* Requirements
Exactly as written, quote every line that follows, skipping the images.

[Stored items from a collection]

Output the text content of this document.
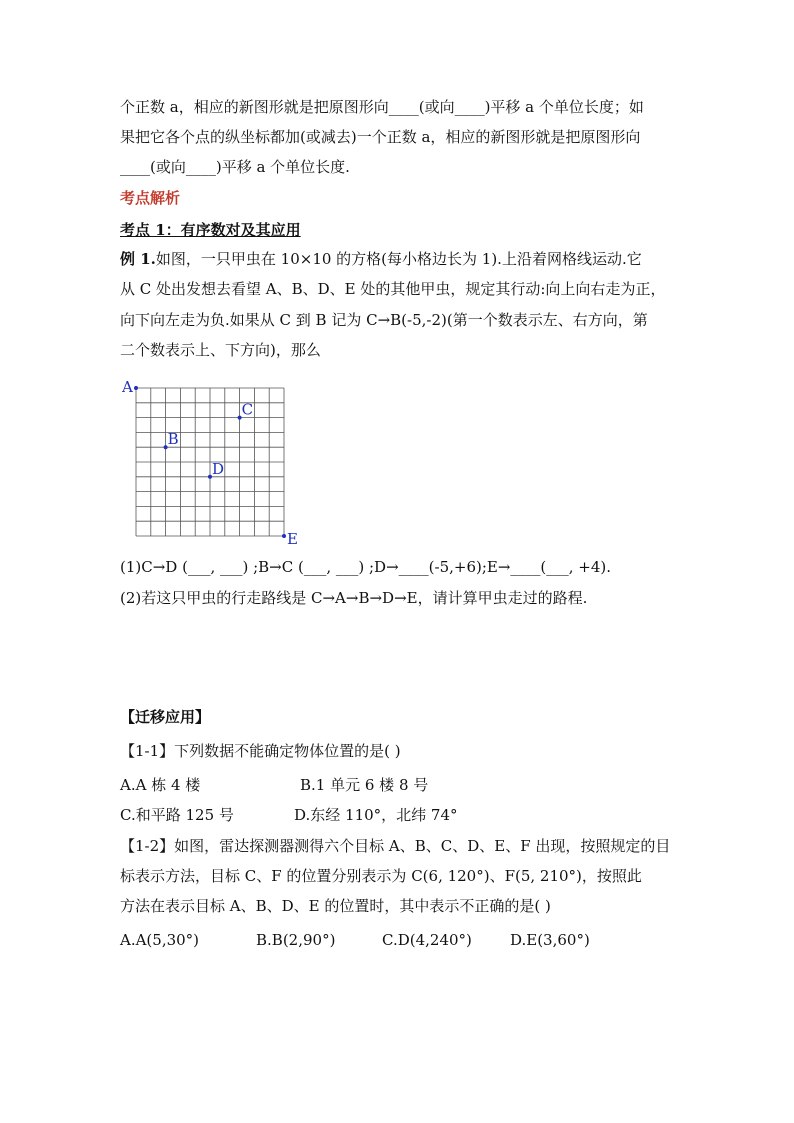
个正数 a，相应的新图形就是把原图形向____(或向____)平移 a 个单位长度；如
果把它各个点的纵坐标都加(或减去)一个正数 a，相应的新图形就是把原图形向
____(或向____)平移 a 个单位长度.
考点解析
考点 1：有序数对及其应用
例 1.如图，一只甲虫在 10×10 的方格(每小格边长为 1).上沿着网格线运动.它
从 C 处出发想去看望 A、B、D、E 处的其他甲虫，规定其行动:向上向右走为正，
向下向左走为负.如果从 C 到 B 记为 C→B(-5,-2)(第一个数表示左、右方向，第
二个数表示上、下方向)，那么
A
B
C
D
E
(1)C→D (___, ___) ;B→C (___, ___) ;D→____(-5,+6);E→____(___, +4).
(2)若这只甲虫的行走路线是 C→A→B→D→E，请计算甲虫走过的路程.
【迁移应用】
【1-1】下列数据不能确定物体位置的是( )
A.A 栋 4 楼	B.1 单元 6 楼 8 号
C.和平路 125 号	D.东经 110°，北纬 74°
【1-2】如图，雷达探测器测得六个目标 A、B、C、D、E、F 出现，按照规定的目
标表示方法，目标 C、F 的位置分别表示为 C(6, 120°)、F(5, 210°)，按照此
方法在表示目标 A、B、D、E 的位置时，其中表示不正确的是( )
A.A(5,30°)	B.B(2,90°)	C.D(4,240°)	D.E(3,60°)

* Result of the exercise
Output the text content of this document.
个正数 a，相应的新图形就是把原图形向____(或向____)平移 a 个单位长度；如
果把它各个点的纵坐标都加(或减去)一个正数 a，相应的新图形就是把原图形向
____(或向____)平移 a 个单位长度.
考点解析
考点 1：有序数对及其应用
例 1.如图，一只甲虫在 10×10 的方格(每小格边长为 1).上沿着网格线运动.它
从 C 处出发想去看望 A、B、D、E 处的其他甲虫，规定其行动:向上向右走为正，
向下向左走为负.如果从 C 到 B 记为 C→B(-5,-2)(第一个数表示左、右方向，第
二个数表示上、下方向)，那么
A
B
C
D
E
(1)C→D (___, ___) ;B→C (___, ___) ;D→____(-5,+6);E→____(___, +4).
(2)若这只甲虫的行走路线是 C→A→B→D→E，请计算甲虫走过的路程.
【迁移应用】
【1-1】下列数据不能确定物体位置的是( )
A.A 栋 4 楼	B.1 单元 6 楼 8 号
C.和平路 125 号	D.东经 110°，北纬 74°
【1-2】如图，雷达探测器测得六个目标 A、B、C、D、E、F 出现，按照规定的目
标表示方法，目标 C、F 的位置分别表示为 C(6, 120°)、F(5, 210°)，按照此
方法在表示目标 A、B、D、E 的位置时，其中表示不正确的是( )
A.A(5,30°)	B.B(2,90°)	C.D(4,240°)	D.E(3,60°)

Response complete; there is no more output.